**** MATERIAL FOR THIS EXERCISE
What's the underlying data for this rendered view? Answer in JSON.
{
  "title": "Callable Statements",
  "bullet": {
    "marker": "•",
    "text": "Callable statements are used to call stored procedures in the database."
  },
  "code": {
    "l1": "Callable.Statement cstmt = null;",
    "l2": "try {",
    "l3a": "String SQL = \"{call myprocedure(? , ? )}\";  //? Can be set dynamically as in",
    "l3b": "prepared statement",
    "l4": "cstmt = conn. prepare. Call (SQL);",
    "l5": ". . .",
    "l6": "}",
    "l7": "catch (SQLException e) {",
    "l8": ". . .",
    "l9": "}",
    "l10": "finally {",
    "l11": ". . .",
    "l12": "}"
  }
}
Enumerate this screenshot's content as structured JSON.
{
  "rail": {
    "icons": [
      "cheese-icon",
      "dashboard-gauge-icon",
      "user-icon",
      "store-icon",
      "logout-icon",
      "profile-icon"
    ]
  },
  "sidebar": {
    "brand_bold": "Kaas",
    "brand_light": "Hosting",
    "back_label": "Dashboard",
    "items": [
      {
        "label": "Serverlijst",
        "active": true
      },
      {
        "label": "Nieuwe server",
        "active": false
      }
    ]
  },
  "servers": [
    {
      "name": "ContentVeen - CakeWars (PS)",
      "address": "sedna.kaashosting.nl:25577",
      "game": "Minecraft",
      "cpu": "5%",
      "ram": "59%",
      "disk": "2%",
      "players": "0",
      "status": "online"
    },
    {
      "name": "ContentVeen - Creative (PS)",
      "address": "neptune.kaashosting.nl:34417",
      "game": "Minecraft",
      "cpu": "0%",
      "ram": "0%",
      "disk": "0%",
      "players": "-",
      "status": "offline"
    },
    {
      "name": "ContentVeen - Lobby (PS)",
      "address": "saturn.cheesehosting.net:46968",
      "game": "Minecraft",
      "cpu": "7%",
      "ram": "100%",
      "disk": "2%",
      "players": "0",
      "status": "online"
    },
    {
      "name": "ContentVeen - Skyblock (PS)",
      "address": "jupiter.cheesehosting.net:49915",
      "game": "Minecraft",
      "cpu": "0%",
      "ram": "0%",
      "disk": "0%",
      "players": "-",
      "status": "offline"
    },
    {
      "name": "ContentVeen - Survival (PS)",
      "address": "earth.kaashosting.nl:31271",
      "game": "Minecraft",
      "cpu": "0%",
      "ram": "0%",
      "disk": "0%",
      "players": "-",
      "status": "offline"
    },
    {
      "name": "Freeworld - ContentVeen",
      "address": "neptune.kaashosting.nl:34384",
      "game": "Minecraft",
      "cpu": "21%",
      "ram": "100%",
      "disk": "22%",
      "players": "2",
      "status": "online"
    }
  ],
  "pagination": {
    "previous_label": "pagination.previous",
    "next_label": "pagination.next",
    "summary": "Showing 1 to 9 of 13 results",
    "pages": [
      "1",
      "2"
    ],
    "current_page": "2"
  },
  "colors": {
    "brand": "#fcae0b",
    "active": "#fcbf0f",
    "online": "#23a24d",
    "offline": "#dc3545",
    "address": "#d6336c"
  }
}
********
[GIVEN TASK]
Above are the records; copy all of them exactly.

[COMPLETE ANSWER]
What's the underlying data for this rendered view? Answer in JSON.
{
  "title": "Callable Statements",
  "bullet": {
    "marker": "•",
    "text": "Callable statements are used to call stored procedures in the database."
  },
  "code": {
    "l1": "Callable.Statement cstmt = null;",
    "l2": "try {",
    "l3a": "String SQL = \"{call myprocedure(? , ? )}\";  //? Can be set dynamically as in",
    "l3b": "prepared statement",
    "l4": "cstmt = conn. prepare. Call (SQL);",
    "l5": ". . .",
    "l6": "}",
    "l7": "catch (SQLException e) {",
    "l8": ". . .",
    "l9": "}",
    "l10": "finally {",
    "l11": ". . .",
    "l12": "}"
  }
}
Enumerate this screenshot's content as structured JSON.
{
  "rail": {
    "icons": [
      "cheese-icon",
      "dashboard-gauge-icon",
      "user-icon",
      "store-icon",
      "logout-icon",
      "profile-icon"
    ]
  },
  "sidebar": {
    "brand_bold": "Kaas",
    "brand_light": "Hosting",
    "back_label": "Dashboard",
    "items": [
      {
        "label": "Serverlijst",
        "active": true
      },
      {
        "label": "Nieuwe server",
        "active": false
      }
    ]
  },
  "servers": [
    {
      "name": "ContentVeen - CakeWars (PS)",
      "address": "sedna.kaashosting.nl:25577",
      "game": "Minecraft",
      "cpu": "5%",
      "ram": "59%",
      "disk": "2%",
      "players": "0",
      "status": "online"
    },
    {
      "name": "ContentVeen - Creative (PS)",
      "address": "neptune.kaashosting.nl:34417",
      "game": "Minecraft",
      "cpu": "0%",
      "ram": "0%",
      "disk": "0%",
      "players": "-",
      "status": "offline"
    },
    {
      "name": "ContentVeen - Lobby (PS)",
      "address": "saturn.cheesehosting.net:46968",
      "game": "Minecraft",
      "cpu": "7%",
      "ram": "100%",
      "disk": "2%",
      "players": "0",
      "status": "online"
    },
    {
      "name": "ContentVeen - Skyblock (PS)",
      "address": "jupiter.cheesehosting.net:49915",
      "game": "Minecraft",
      "cpu": "0%",
      "ram": "0%",
      "disk": "0%",
      "players": "-",
      "status": "offline"
    },
    {
      "name": "ContentVeen - Survival (PS)",
      "address": "earth.kaashosting.nl:31271",
      "game": "Minecraft",
      "cpu": "0%",
      "ram": "0%",
      "disk": "0%",
      "players": "-",
      "status": "offline"
    },
    {
      "name": "Freeworld - ContentVeen",
      "address": "neptune.kaashosting.nl:34384",
      "game": "Minecraft",
      "cpu": "21%",
      "ram": "100%",
      "disk": "22%",
      "players": "2",
      "status": "online"
    }
  ],
  "pagination": {
    "previous_label": "pagination.previous",
    "next_label": "pagination.next",
    "summary": "Showing 1 to 9 of 13 results",
    "pages": [
      "1",
      "2"
    ],
    "current_page": "2"
  },
  "colors": {
    "brand": "#fcae0b",
    "active": "#fcbf0f",
    "online": "#23a24d",
    "offline": "#dc3545",
    "address": "#d6336c"
  }
}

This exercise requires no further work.